▶ [STORED ROWS]:
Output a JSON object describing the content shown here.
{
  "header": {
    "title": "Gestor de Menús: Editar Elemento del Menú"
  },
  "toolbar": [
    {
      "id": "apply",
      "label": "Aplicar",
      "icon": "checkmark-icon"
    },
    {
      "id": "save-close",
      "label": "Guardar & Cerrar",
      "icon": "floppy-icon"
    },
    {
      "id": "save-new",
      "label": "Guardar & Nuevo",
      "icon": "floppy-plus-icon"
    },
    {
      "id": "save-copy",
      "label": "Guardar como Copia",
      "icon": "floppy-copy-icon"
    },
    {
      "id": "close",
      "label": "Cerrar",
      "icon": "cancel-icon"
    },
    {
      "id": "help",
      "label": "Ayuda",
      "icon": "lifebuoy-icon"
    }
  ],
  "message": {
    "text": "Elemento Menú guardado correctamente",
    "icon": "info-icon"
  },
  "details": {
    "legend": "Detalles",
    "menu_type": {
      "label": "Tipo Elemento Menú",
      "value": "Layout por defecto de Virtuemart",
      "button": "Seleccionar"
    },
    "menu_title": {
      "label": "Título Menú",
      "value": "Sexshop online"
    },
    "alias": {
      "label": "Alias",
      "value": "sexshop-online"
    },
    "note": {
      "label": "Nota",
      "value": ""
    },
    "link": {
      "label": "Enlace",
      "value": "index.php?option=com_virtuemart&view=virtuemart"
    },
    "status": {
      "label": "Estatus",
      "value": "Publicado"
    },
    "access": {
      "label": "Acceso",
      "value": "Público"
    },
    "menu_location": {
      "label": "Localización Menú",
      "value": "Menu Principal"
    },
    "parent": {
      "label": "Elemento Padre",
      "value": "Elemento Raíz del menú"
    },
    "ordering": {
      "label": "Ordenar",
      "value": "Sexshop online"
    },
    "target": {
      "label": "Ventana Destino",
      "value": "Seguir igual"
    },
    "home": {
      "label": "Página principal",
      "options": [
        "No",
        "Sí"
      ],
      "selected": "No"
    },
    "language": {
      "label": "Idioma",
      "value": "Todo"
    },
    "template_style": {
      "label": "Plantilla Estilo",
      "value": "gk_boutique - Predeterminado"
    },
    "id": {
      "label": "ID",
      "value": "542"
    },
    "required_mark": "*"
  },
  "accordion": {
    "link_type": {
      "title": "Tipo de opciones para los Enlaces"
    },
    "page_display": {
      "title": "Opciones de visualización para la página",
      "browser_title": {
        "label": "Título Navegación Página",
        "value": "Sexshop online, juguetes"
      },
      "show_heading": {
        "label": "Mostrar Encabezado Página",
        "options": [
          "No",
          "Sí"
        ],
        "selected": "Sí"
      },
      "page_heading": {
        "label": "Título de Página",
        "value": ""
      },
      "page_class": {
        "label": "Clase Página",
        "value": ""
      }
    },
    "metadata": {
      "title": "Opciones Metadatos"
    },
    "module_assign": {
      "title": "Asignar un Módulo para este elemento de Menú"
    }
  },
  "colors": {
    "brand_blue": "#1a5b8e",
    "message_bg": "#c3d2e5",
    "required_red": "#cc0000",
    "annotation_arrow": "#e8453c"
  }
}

▶ [SHORT EXERCISE]:
Output the listing above word for word.

▶ [WRITTEN SOLUTION]:
Output a JSON object describing the content shown here.
{
  "header": {
    "title": "Gestor de Menús: Editar Elemento del Menú"
  },
  "toolbar": [
    {
      "id": "apply",
      "label": "Aplicar",
      "icon": "checkmark-icon"
    },
    {
      "id": "save-close",
      "label": "Guardar & Cerrar",
      "icon": "floppy-icon"
    },
    {
      "id": "save-new",
      "label": "Guardar & Nuevo",
      "icon": "floppy-plus-icon"
    },
    {
      "id": "save-copy",
      "label": "Guardar como Copia",
      "icon": "floppy-copy-icon"
    },
    {
      "id": "close",
      "label": "Cerrar",
      "icon": "cancel-icon"
    },
    {
      "id": "help",
      "label": "Ayuda",
      "icon": "lifebuoy-icon"
    }
  ],
  "message": {
    "text": "Elemento Menú guardado correctamente",
    "icon": "info-icon"
  },
  "details": {
    "legend": "Detalles",
    "menu_type": {
      "label": "Tipo Elemento Menú",
      "value": "Layout por defecto de Virtuemart",
      "button": "Seleccionar"
    },
    "menu_title": {
      "label": "Título Menú",
      "value": "Sexshop online"
    },
    "alias": {
      "label": "Alias",
      "value": "sexshop-online"
    },
    "note": {
      "label": "Nota",
      "value": ""
    },
    "link": {
      "label": "Enlace",
      "value": "index.php?option=com_virtuemart&view=virtuemart"
    },
    "status": {
      "label": "Estatus",
      "value": "Publicado"
    },
    "access": {
      "label": "Acceso",
      "value": "Público"
    },
    "menu_location": {
      "label": "Localización Menú",
      "value": "Menu Principal"
    },
    "parent": {
      "label": "Elemento Padre",
      "value": "Elemento Raíz del menú"
    },
    "ordering": {
      "label": "Ordenar",
      "value": "Sexshop online"
    },
    "target": {
      "label": "Ventana Destino",
      "value": "Seguir igual"
    },
    "home": {
      "label": "Página principal",
      "options": [
        "No",
        "Sí"
      ],
      "selected": "No"
    },
    "language": {
      "label": "Idioma",
      "value": "Todo"
    },
    "template_style": {
      "label": "Plantilla Estilo",
      "value": "gk_boutique - Predeterminado"
    },
    "id": {
      "label": "ID",
      "value": "542"
    },
    "required_mark": "*"
  },
  "accordion": {
    "link_type": {
      "title": "Tipo de opciones para los Enlaces"
    },
    "page_display": {
      "title": "Opciones de visualización para la página",
      "browser_title": {
        "label": "Título Navegación Página",
        "value": "Sexshop online, juguetes"
      },
      "show_heading": {
        "label": "Mostrar Encabezado Página",
        "options": [
          "No",
          "Sí"
        ],
        "selected": "Sí"
      },
      "page_heading": {
        "label": "Título de Página",
        "value": ""
      },
      "page_class": {
        "label": "Clase Página",
        "value": ""
      }
    },
    "metadata": {
      "title": "Opciones Metadatos"
    },
    "module_assign": {
      "title": "Asignar un Módulo para este elemento de Menú"
    }
  },
  "colors": {
    "brand_blue": "#1a5b8e",
    "message_bg": "#c3d2e5",
    "required_red": "#cc0000",
    "annotation_arrow": "#e8453c"
  }
}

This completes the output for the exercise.